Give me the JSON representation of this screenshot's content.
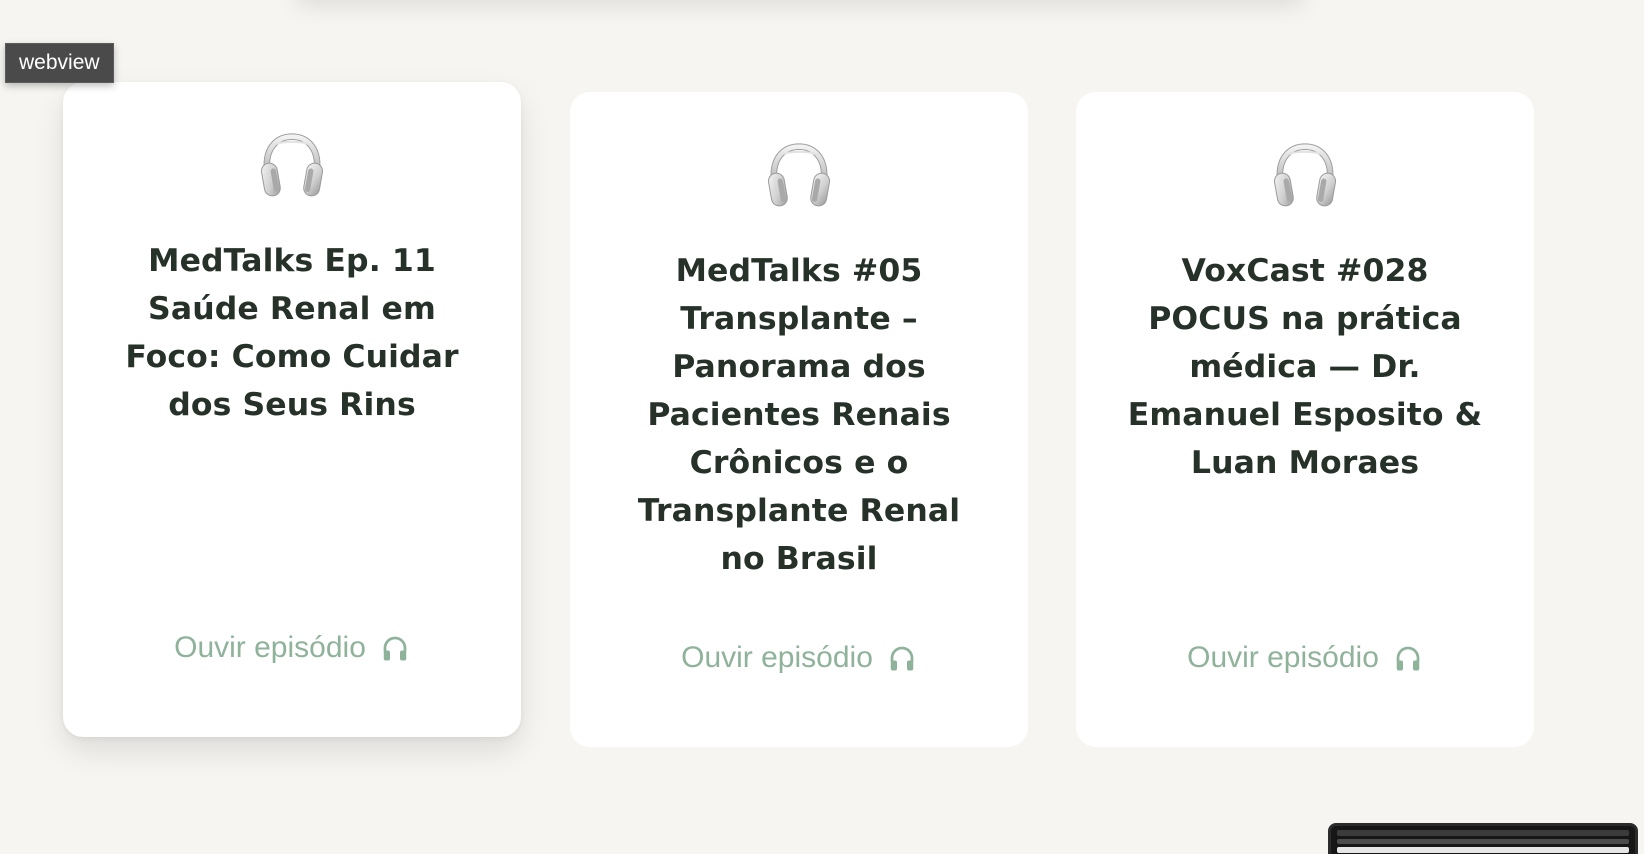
{
  "overlay": {
    "label": "webview"
  },
  "episodes": [
    {
      "title": "MedTalks Ep. 11 Saúde Renal em Foco: Como Cuidar dos Seus Rins",
      "link_label": "Ouvir episódio",
      "icon": "headphones-emoji-icon",
      "link_icon": "headphones-icon"
    },
    {
      "title": "MedTalks #05 Transplante – Panorama dos Pacientes Renais Crônicos e o Transplante Renal no Brasil",
      "link_label": "Ouvir episódio",
      "icon": "headphones-emoji-icon",
      "link_icon": "headphones-icon"
    },
    {
      "title": "VoxCast #028 POCUS na prática médica — Dr. Emanuel Esposito & Luan Moraes",
      "link_label": "Ouvir episódio",
      "icon": "headphones-emoji-icon",
      "link_icon": "headphones-icon"
    }
  ],
  "colors": {
    "background": "#f6f5f2",
    "card": "#ffffff",
    "title": "#263229",
    "link": "#8fb29a"
  }
}
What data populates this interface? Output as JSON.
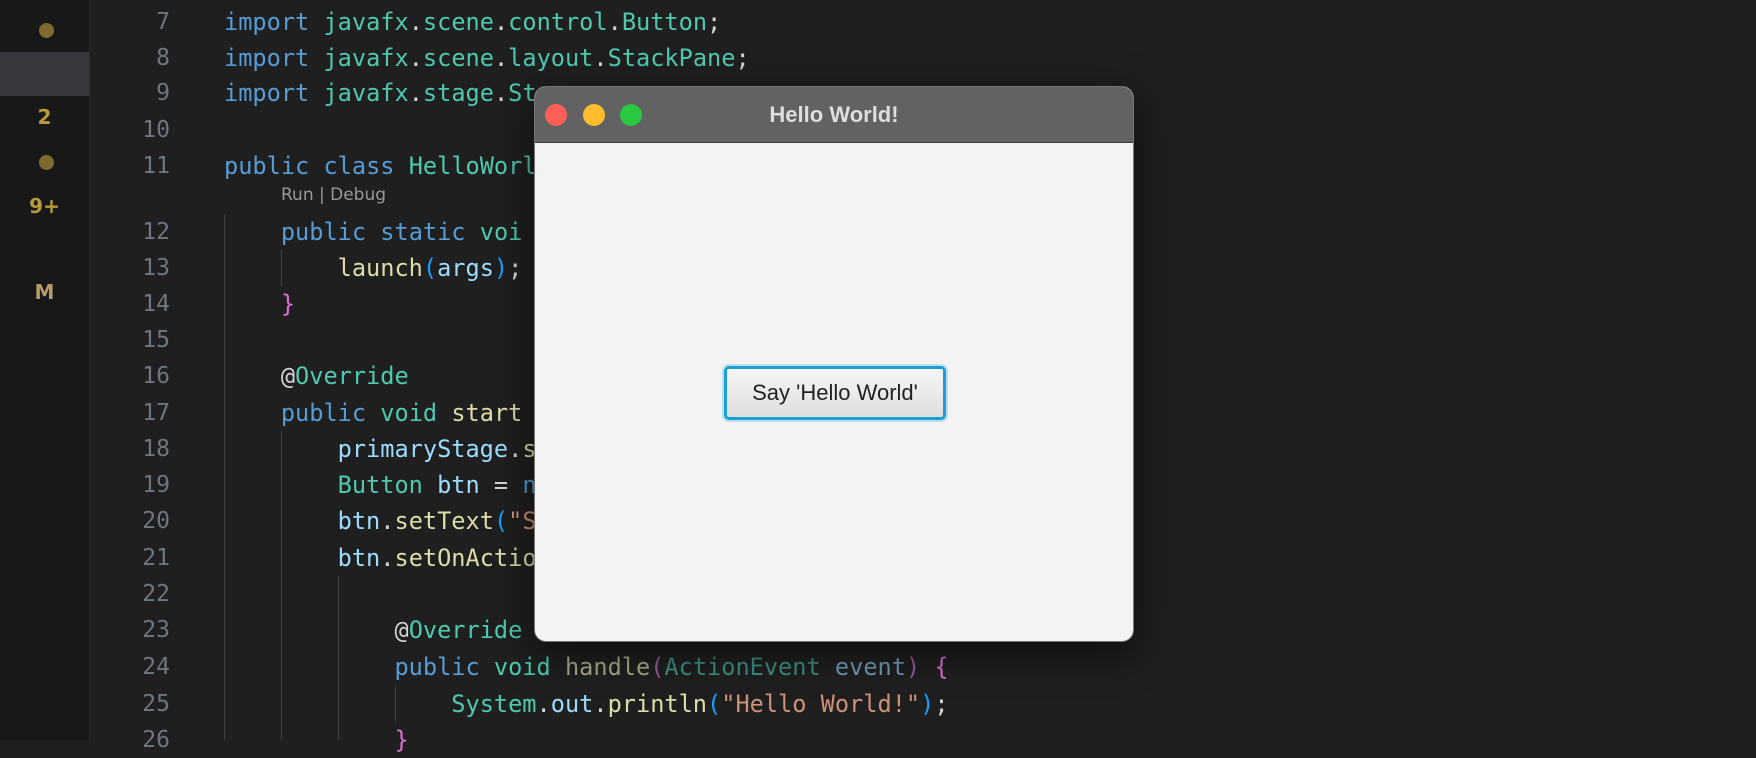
{
  "activity_bar": {
    "badges": [
      "2",
      "9+",
      "M"
    ],
    "badge_color": "#b89a3a"
  },
  "editor": {
    "codelens": "Run | Debug",
    "lines": [
      {
        "num": "7",
        "tokens": [
          [
            "import",
            "kw"
          ],
          [
            " ",
            "pu"
          ],
          [
            "javafx",
            "ty"
          ],
          [
            ".",
            "pu"
          ],
          [
            "scene",
            "ty"
          ],
          [
            ".",
            "pu"
          ],
          [
            "control",
            "ty"
          ],
          [
            ".",
            "pu"
          ],
          [
            "Button",
            "ty"
          ],
          [
            ";",
            "pu"
          ]
        ]
      },
      {
        "num": "8",
        "tokens": [
          [
            "import",
            "kw"
          ],
          [
            " ",
            "pu"
          ],
          [
            "javafx",
            "ty"
          ],
          [
            ".",
            "pu"
          ],
          [
            "scene",
            "ty"
          ],
          [
            ".",
            "pu"
          ],
          [
            "layout",
            "ty"
          ],
          [
            ".",
            "pu"
          ],
          [
            "StackPane",
            "ty"
          ],
          [
            ";",
            "pu"
          ]
        ]
      },
      {
        "num": "9",
        "tokens": [
          [
            "import",
            "kw"
          ],
          [
            " ",
            "pu"
          ],
          [
            "javafx",
            "ty"
          ],
          [
            ".",
            "pu"
          ],
          [
            "stage",
            "ty"
          ],
          [
            ".",
            "pu"
          ],
          [
            "St",
            "ty"
          ]
        ]
      },
      {
        "num": "10",
        "tokens": []
      },
      {
        "num": "11",
        "tokens": [
          [
            "public",
            "kw"
          ],
          [
            " ",
            "pu"
          ],
          [
            "class",
            "kw"
          ],
          [
            " ",
            "pu"
          ],
          [
            "HelloWorl",
            "ty"
          ]
        ]
      },
      {
        "num": "12",
        "tokens": [
          [
            "    ",
            "pu"
          ],
          [
            "public",
            "kw"
          ],
          [
            " ",
            "pu"
          ],
          [
            "static",
            "kw"
          ],
          [
            " ",
            "pu"
          ],
          [
            "voi",
            "ty"
          ]
        ]
      },
      {
        "num": "13",
        "tokens": [
          [
            "        ",
            "pu"
          ],
          [
            "launch",
            "fn"
          ],
          [
            "(",
            "pa"
          ],
          [
            "args",
            "va"
          ],
          [
            ")",
            "pa"
          ],
          [
            ";",
            "pu"
          ]
        ]
      },
      {
        "num": "14",
        "tokens": [
          [
            "    ",
            "pu"
          ],
          [
            "}",
            "br"
          ]
        ]
      },
      {
        "num": "15",
        "tokens": []
      },
      {
        "num": "16",
        "tokens": [
          [
            "    ",
            "pu"
          ],
          [
            "@",
            "at"
          ],
          [
            "Override",
            "ty"
          ]
        ]
      },
      {
        "num": "17",
        "tokens": [
          [
            "    ",
            "pu"
          ],
          [
            "public",
            "kw"
          ],
          [
            " ",
            "pu"
          ],
          [
            "void",
            "ty"
          ],
          [
            " ",
            "pu"
          ],
          [
            "start",
            "fn"
          ]
        ]
      },
      {
        "num": "18",
        "tokens": [
          [
            "        ",
            "pu"
          ],
          [
            "primaryStage",
            "va"
          ],
          [
            ".",
            "pu"
          ],
          [
            "s",
            "fn"
          ]
        ]
      },
      {
        "num": "19",
        "tokens": [
          [
            "        ",
            "pu"
          ],
          [
            "Button",
            "ty"
          ],
          [
            " ",
            "pu"
          ],
          [
            "btn",
            "va"
          ],
          [
            " = ",
            "pu"
          ],
          [
            "n",
            "kw"
          ]
        ]
      },
      {
        "num": "20",
        "tokens": [
          [
            "        ",
            "pu"
          ],
          [
            "btn",
            "va"
          ],
          [
            ".",
            "pu"
          ],
          [
            "setText",
            "fn"
          ],
          [
            "(",
            "pa"
          ],
          [
            "\"S",
            "st"
          ]
        ]
      },
      {
        "num": "21",
        "tokens": [
          [
            "        ",
            "pu"
          ],
          [
            "btn",
            "va"
          ],
          [
            ".",
            "pu"
          ],
          [
            "setOnActio",
            "fn"
          ]
        ]
      },
      {
        "num": "22",
        "tokens": []
      },
      {
        "num": "23",
        "tokens": [
          [
            "            ",
            "pu"
          ],
          [
            "@",
            "at"
          ],
          [
            "Override",
            "ty"
          ]
        ]
      },
      {
        "num": "24",
        "tokens": [
          [
            "            ",
            "pu"
          ],
          [
            "public",
            "kw"
          ],
          [
            " ",
            "pu"
          ],
          [
            "void",
            "ty"
          ],
          [
            " ",
            "pu"
          ],
          [
            "handle",
            "dfn"
          ],
          [
            "(",
            "dpa"
          ],
          [
            "ActionEvent",
            "dty"
          ],
          [
            " ",
            "pu"
          ],
          [
            "event",
            "dva"
          ],
          [
            ")",
            "dpa"
          ],
          [
            " ",
            "pu"
          ],
          [
            "{",
            "br"
          ]
        ]
      },
      {
        "num": "25",
        "tokens": [
          [
            "                ",
            "pu"
          ],
          [
            "System",
            "ty"
          ],
          [
            ".",
            "pu"
          ],
          [
            "out",
            "va"
          ],
          [
            ".",
            "pu"
          ],
          [
            "println",
            "fn"
          ],
          [
            "(",
            "pa"
          ],
          [
            "\"Hello World!\"",
            "st"
          ],
          [
            ")",
            "pa"
          ],
          [
            ";",
            "pu"
          ]
        ]
      },
      {
        "num": "26",
        "tokens": [
          [
            "            ",
            "pu"
          ],
          [
            "}",
            "br"
          ]
        ]
      }
    ]
  },
  "app_window": {
    "title": "Hello World!",
    "button_label": "Say 'Hello World'",
    "traffic_lights": {
      "close": "#fe5f57",
      "minimize": "#febc2e",
      "zoom": "#28c840"
    },
    "focus_color": "#1d9fd6"
  }
}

###

Each line that contains the string "MedTalks" counts once; report how many such lines the entries have, giving only the number.

2